[Start Data]

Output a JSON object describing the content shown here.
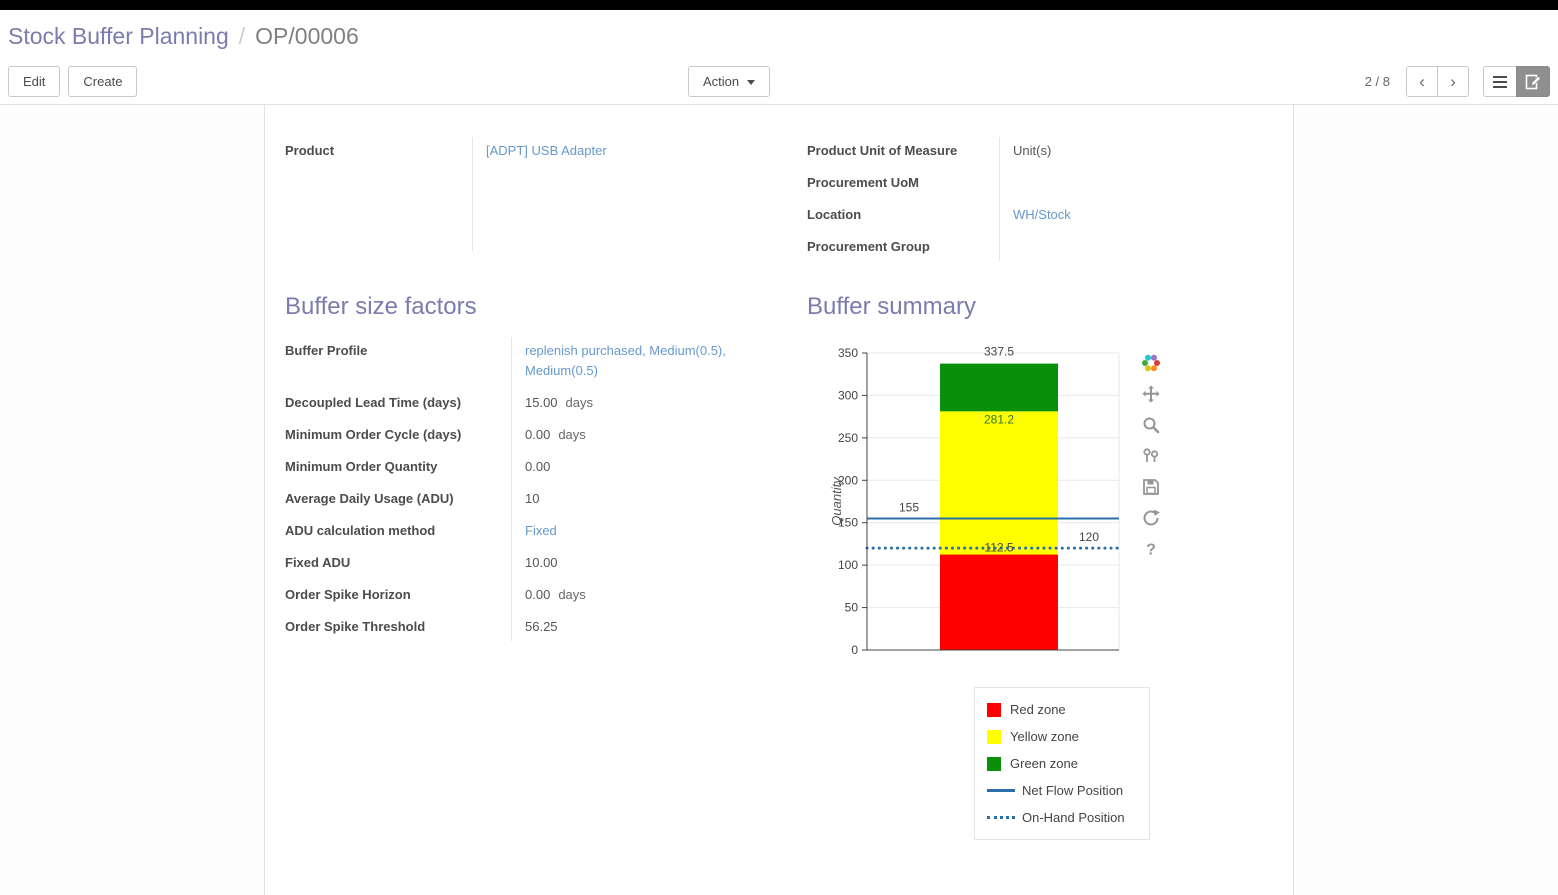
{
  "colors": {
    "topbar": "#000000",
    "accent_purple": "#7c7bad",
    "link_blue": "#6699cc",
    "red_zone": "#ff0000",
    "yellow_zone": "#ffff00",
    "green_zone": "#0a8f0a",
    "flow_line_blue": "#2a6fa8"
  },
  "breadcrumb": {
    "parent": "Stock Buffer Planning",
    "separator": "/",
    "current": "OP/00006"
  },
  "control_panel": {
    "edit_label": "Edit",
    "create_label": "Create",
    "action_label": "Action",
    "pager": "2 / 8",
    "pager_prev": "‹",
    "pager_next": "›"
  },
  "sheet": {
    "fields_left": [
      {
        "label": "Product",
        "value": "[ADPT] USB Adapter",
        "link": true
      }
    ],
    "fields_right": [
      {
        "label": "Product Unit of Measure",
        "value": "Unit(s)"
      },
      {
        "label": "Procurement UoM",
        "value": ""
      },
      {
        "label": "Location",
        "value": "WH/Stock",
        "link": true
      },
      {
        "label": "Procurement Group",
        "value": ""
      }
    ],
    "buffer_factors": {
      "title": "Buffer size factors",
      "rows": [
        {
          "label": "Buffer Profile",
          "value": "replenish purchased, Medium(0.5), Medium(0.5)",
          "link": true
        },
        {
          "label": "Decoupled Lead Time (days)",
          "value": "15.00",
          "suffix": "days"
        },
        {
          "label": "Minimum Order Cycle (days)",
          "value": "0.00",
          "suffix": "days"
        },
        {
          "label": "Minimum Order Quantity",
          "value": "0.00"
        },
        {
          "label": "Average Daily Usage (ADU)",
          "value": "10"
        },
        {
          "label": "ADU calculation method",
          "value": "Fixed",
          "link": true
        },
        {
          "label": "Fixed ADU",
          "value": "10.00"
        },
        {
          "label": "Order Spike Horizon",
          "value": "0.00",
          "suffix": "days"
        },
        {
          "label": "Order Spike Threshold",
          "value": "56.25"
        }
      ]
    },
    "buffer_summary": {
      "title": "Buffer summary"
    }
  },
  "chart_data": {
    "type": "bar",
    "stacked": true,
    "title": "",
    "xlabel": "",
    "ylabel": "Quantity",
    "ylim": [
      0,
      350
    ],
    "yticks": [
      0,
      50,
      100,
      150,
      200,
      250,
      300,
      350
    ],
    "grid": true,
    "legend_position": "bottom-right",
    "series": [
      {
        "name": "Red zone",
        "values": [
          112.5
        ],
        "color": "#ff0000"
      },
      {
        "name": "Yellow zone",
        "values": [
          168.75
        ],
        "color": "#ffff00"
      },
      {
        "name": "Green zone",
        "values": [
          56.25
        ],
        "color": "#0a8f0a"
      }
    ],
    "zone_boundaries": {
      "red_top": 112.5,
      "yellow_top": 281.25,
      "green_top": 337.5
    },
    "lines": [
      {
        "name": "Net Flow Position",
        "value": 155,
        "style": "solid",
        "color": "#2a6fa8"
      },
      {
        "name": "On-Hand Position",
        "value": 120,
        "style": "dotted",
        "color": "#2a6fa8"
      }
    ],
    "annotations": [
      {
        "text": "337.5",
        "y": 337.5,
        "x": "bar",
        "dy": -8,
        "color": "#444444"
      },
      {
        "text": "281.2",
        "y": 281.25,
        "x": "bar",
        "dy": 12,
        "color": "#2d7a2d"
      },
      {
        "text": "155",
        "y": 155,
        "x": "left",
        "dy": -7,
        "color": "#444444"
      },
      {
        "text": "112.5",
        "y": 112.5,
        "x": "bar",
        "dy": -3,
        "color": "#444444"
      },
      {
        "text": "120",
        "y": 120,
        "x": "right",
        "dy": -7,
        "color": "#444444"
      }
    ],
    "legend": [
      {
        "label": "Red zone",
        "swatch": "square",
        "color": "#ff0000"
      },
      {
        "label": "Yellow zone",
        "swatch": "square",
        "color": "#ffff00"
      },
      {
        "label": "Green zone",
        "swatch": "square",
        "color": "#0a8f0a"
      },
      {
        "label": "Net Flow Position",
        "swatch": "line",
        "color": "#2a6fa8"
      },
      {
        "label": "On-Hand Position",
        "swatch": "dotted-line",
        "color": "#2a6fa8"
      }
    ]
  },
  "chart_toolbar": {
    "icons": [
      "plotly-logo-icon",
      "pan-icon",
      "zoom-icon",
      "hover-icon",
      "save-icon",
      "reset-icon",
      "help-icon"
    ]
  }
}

[End Data]

_To be done_:
Images do not belong in the copy; reproduce all other parts of the records above verbatim.

_Exercise result_:
Output a JSON object describing the content shown here.
{
  "colors": {
    "topbar": "#000000",
    "accent_purple": "#7c7bad",
    "link_blue": "#6699cc",
    "red_zone": "#ff0000",
    "yellow_zone": "#ffff00",
    "green_zone": "#0a8f0a",
    "flow_line_blue": "#2a6fa8"
  },
  "breadcrumb": {
    "parent": "Stock Buffer Planning",
    "separator": "/",
    "current": "OP/00006"
  },
  "control_panel": {
    "edit_label": "Edit",
    "create_label": "Create",
    "action_label": "Action",
    "pager": "2 / 8",
    "pager_prev": "‹",
    "pager_next": "›"
  },
  "sheet": {
    "fields_left": [
      {
        "label": "Product",
        "value": "[ADPT] USB Adapter",
        "link": true
      }
    ],
    "fields_right": [
      {
        "label": "Product Unit of Measure",
        "value": "Unit(s)"
      },
      {
        "label": "Procurement UoM",
        "value": ""
      },
      {
        "label": "Location",
        "value": "WH/Stock",
        "link": true
      },
      {
        "label": "Procurement Group",
        "value": ""
      }
    ],
    "buffer_factors": {
      "title": "Buffer size factors",
      "rows": [
        {
          "label": "Buffer Profile",
          "value": "replenish purchased, Medium(0.5), Medium(0.5)",
          "link": true
        },
        {
          "label": "Decoupled Lead Time (days)",
          "value": "15.00",
          "suffix": "days"
        },
        {
          "label": "Minimum Order Cycle (days)",
          "value": "0.00",
          "suffix": "days"
        },
        {
          "label": "Minimum Order Quantity",
          "value": "0.00"
        },
        {
          "label": "Average Daily Usage (ADU)",
          "value": "10"
        },
        {
          "label": "ADU calculation method",
          "value": "Fixed",
          "link": true
        },
        {
          "label": "Fixed ADU",
          "value": "10.00"
        },
        {
          "label": "Order Spike Horizon",
          "value": "0.00",
          "suffix": "days"
        },
        {
          "label": "Order Spike Threshold",
          "value": "56.25"
        }
      ]
    },
    "buffer_summary": {
      "title": "Buffer summary"
    }
  },
  "chart_data": {
    "type": "bar",
    "stacked": true,
    "title": "",
    "xlabel": "",
    "ylabel": "Quantity",
    "ylim": [
      0,
      350
    ],
    "yticks": [
      0,
      50,
      100,
      150,
      200,
      250,
      300,
      350
    ],
    "grid": true,
    "legend_position": "bottom-right",
    "series": [
      {
        "name": "Red zone",
        "values": [
          112.5
        ],
        "color": "#ff0000"
      },
      {
        "name": "Yellow zone",
        "values": [
          168.75
        ],
        "color": "#ffff00"
      },
      {
        "name": "Green zone",
        "values": [
          56.25
        ],
        "color": "#0a8f0a"
      }
    ],
    "zone_boundaries": {
      "red_top": 112.5,
      "yellow_top": 281.25,
      "green_top": 337.5
    },
    "lines": [
      {
        "name": "Net Flow Position",
        "value": 155,
        "style": "solid",
        "color": "#2a6fa8"
      },
      {
        "name": "On-Hand Position",
        "value": 120,
        "style": "dotted",
        "color": "#2a6fa8"
      }
    ],
    "annotations": [
      {
        "text": "337.5",
        "y": 337.5,
        "x": "bar",
        "dy": -8,
        "color": "#444444"
      },
      {
        "text": "281.2",
        "y": 281.25,
        "x": "bar",
        "dy": 12,
        "color": "#2d7a2d"
      },
      {
        "text": "155",
        "y": 155,
        "x": "left",
        "dy": -7,
        "color": "#444444"
      },
      {
        "text": "112.5",
        "y": 112.5,
        "x": "bar",
        "dy": -3,
        "color": "#444444"
      },
      {
        "text": "120",
        "y": 120,
        "x": "right",
        "dy": -7,
        "color": "#444444"
      }
    ],
    "legend": [
      {
        "label": "Red zone",
        "swatch": "square",
        "color": "#ff0000"
      },
      {
        "label": "Yellow zone",
        "swatch": "square",
        "color": "#ffff00"
      },
      {
        "label": "Green zone",
        "swatch": "square",
        "color": "#0a8f0a"
      },
      {
        "label": "Net Flow Position",
        "swatch": "line",
        "color": "#2a6fa8"
      },
      {
        "label": "On-Hand Position",
        "swatch": "dotted-line",
        "color": "#2a6fa8"
      }
    ]
  },
  "chart_toolbar": {
    "icons": [
      "plotly-logo-icon",
      "pan-icon",
      "zoom-icon",
      "hover-icon",
      "save-icon",
      "reset-icon",
      "help-icon"
    ]
  }
}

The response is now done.